** INPUT **
----------------------------------------

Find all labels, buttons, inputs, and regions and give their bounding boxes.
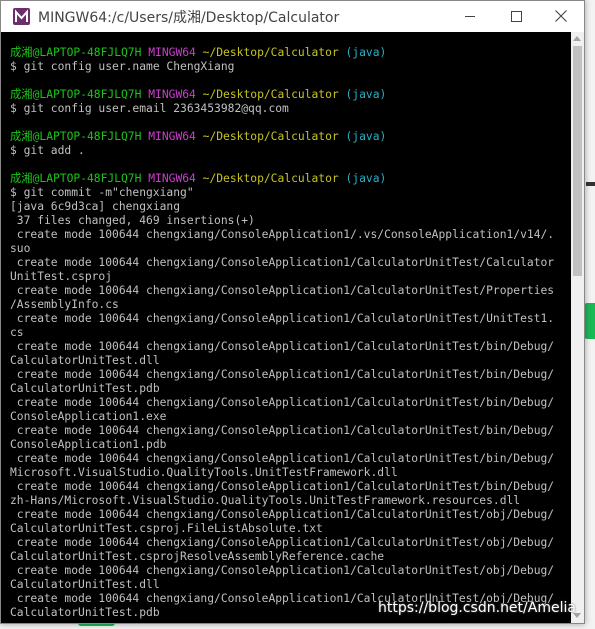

----------------------------------------

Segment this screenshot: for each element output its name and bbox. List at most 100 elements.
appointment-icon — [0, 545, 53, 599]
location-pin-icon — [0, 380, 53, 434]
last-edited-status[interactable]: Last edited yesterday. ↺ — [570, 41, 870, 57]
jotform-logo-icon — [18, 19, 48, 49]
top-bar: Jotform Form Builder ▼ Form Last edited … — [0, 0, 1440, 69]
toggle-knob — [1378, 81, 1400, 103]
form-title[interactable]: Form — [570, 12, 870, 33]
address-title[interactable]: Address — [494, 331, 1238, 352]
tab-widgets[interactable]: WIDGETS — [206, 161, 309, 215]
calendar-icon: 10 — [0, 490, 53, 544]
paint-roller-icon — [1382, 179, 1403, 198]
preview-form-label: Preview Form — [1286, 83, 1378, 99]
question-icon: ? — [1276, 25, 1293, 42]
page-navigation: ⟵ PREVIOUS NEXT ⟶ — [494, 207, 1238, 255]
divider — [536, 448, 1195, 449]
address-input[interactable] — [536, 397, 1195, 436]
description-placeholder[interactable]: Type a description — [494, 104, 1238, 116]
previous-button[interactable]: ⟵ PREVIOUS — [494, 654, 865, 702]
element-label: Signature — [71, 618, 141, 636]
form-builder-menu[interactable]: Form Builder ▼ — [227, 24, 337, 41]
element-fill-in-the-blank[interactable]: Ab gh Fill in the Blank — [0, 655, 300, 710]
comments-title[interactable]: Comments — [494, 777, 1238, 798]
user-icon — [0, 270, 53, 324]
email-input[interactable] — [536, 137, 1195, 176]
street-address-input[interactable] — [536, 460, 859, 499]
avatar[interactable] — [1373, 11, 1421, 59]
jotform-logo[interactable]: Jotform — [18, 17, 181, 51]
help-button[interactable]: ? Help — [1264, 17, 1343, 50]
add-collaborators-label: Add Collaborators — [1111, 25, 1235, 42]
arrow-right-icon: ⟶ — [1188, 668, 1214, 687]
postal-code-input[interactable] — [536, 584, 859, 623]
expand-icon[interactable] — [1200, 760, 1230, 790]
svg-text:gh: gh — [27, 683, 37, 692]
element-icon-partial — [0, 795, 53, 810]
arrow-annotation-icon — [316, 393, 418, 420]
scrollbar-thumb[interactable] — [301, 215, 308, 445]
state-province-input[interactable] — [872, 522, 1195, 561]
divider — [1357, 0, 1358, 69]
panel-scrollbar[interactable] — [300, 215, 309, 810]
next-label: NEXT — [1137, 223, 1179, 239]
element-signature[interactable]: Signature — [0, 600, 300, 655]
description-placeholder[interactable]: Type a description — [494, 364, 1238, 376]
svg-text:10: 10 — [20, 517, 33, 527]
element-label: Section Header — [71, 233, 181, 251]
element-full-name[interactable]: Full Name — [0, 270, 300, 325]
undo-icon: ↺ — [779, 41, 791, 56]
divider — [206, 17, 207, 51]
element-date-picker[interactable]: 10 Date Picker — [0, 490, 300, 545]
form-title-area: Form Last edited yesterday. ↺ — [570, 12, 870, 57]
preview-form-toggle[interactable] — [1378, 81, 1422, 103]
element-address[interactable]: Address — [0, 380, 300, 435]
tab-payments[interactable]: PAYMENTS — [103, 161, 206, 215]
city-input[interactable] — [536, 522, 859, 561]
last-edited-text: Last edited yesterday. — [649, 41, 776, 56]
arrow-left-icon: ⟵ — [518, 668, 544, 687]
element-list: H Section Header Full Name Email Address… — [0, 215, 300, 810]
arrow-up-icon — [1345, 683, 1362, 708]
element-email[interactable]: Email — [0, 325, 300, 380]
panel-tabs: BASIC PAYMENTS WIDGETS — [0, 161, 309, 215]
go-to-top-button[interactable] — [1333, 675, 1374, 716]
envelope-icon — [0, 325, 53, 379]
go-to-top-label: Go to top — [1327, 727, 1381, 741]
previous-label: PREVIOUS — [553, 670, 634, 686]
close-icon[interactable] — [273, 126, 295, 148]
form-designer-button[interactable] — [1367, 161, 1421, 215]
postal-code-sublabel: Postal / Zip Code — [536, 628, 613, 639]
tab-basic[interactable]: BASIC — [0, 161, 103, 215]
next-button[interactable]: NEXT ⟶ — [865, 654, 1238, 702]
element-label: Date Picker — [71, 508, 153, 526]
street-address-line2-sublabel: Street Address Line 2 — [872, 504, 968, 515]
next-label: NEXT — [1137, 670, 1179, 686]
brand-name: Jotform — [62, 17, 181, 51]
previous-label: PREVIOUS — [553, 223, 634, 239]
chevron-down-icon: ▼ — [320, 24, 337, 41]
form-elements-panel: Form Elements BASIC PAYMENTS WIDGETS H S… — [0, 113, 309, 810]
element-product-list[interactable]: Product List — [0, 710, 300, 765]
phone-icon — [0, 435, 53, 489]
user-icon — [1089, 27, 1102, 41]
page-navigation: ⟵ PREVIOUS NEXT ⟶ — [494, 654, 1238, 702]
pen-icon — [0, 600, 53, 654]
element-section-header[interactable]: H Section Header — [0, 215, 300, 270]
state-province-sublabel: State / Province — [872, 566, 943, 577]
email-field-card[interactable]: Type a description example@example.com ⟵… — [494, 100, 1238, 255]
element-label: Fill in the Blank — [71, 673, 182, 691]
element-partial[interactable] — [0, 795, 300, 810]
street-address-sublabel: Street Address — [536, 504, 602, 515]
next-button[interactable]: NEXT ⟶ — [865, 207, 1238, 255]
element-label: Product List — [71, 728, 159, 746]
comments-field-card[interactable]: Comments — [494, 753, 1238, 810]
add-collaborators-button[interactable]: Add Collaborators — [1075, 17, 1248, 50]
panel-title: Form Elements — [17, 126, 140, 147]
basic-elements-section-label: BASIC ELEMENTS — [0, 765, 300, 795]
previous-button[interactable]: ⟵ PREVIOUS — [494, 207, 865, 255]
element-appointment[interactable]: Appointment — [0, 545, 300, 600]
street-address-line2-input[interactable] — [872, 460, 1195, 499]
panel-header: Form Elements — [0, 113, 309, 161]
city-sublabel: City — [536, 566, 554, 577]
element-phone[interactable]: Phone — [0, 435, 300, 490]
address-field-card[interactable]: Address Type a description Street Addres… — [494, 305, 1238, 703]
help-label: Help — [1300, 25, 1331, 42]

----------------------------------------

Rewrite the part of the data that opens with the line containing "Segment this screenshot: for" and closes with the line containing "question-icon: ? — [1276, 25, 1293, 42]", putting "screen capture" in place of "screenshot" and keeping everything else the same.

** ANSWER TO THE EXERCISE **
Segment this screen capture: for each element output its name and bbox. List at most 100 elements.
appointment-icon — [0, 545, 53, 599]
location-pin-icon — [0, 380, 53, 434]
last-edited-status[interactable]: Last edited yesterday. ↺ — [570, 41, 870, 57]
jotform-logo-icon — [18, 19, 48, 49]
top-bar: Jotform Form Builder ▼ Form Last edited … — [0, 0, 1440, 69]
toggle-knob — [1378, 81, 1400, 103]
form-title[interactable]: Form — [570, 12, 870, 33]
address-title[interactable]: Address — [494, 331, 1238, 352]
tab-widgets[interactable]: WIDGETS — [206, 161, 309, 215]
calendar-icon: 10 — [0, 490, 53, 544]
paint-roller-icon — [1382, 179, 1403, 198]
preview-form-label: Preview Form — [1286, 83, 1378, 99]
question-icon: ? — [1276, 25, 1293, 42]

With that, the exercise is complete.